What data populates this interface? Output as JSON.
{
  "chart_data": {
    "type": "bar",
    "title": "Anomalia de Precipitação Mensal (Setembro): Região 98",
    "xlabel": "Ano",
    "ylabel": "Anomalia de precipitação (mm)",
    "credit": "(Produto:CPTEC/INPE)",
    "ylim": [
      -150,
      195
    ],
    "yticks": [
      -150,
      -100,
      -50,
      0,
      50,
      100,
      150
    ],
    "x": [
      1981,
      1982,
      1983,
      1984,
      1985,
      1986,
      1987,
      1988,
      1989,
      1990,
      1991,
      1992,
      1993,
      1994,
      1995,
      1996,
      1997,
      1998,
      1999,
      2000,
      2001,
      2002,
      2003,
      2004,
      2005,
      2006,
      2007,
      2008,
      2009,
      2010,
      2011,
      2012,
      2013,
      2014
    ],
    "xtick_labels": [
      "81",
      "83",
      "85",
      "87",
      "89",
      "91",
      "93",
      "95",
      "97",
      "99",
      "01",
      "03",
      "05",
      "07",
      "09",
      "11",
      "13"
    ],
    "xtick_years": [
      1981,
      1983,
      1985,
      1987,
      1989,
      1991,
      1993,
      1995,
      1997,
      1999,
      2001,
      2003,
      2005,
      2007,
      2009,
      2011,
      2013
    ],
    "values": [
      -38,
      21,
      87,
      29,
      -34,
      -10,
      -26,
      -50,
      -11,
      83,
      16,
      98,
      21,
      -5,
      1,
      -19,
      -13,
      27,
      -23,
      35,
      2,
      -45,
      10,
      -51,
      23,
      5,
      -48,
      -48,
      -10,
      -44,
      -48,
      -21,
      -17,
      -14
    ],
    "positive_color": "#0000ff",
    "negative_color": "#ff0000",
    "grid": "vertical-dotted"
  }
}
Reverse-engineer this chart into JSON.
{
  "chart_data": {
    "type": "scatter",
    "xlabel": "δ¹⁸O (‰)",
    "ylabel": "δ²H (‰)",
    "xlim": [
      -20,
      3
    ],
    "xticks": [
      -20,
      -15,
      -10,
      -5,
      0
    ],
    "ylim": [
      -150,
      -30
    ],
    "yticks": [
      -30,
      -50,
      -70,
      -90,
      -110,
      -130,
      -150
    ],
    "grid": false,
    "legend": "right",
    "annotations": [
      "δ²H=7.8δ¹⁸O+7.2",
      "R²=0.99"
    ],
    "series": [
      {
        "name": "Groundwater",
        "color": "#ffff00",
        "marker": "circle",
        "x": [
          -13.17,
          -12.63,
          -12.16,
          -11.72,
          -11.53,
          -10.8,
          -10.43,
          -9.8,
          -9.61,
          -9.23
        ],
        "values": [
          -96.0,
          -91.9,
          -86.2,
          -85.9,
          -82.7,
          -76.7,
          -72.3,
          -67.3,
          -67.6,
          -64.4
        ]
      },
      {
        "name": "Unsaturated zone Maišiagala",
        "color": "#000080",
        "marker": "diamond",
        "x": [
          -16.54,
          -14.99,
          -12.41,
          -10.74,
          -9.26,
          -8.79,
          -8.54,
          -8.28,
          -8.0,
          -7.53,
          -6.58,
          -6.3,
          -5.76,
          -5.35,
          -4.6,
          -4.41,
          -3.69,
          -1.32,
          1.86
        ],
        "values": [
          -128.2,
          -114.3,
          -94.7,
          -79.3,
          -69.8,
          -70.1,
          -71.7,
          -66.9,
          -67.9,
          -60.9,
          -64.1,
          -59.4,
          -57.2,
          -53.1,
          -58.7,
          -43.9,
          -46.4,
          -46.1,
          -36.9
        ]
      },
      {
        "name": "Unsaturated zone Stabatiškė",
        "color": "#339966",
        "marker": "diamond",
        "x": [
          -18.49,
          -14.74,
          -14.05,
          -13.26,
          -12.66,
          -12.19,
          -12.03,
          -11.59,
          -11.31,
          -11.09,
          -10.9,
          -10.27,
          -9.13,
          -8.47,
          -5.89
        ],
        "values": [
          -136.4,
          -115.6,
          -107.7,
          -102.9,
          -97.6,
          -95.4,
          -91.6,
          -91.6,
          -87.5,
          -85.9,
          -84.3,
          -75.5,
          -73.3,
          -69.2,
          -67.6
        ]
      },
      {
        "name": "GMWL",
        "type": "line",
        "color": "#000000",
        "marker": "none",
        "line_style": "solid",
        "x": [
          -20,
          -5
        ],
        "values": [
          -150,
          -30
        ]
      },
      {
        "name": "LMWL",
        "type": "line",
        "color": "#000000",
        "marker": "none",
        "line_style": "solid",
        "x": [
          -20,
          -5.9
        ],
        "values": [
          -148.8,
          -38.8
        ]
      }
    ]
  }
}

TASK TO CARRY OUT:
Extract every line containing the string "Unsaturated" from the data above.

SOLUTION:
        "name": "Unsaturated zone Maišiagala",
        "name": "Unsaturated zone Stabatiškė",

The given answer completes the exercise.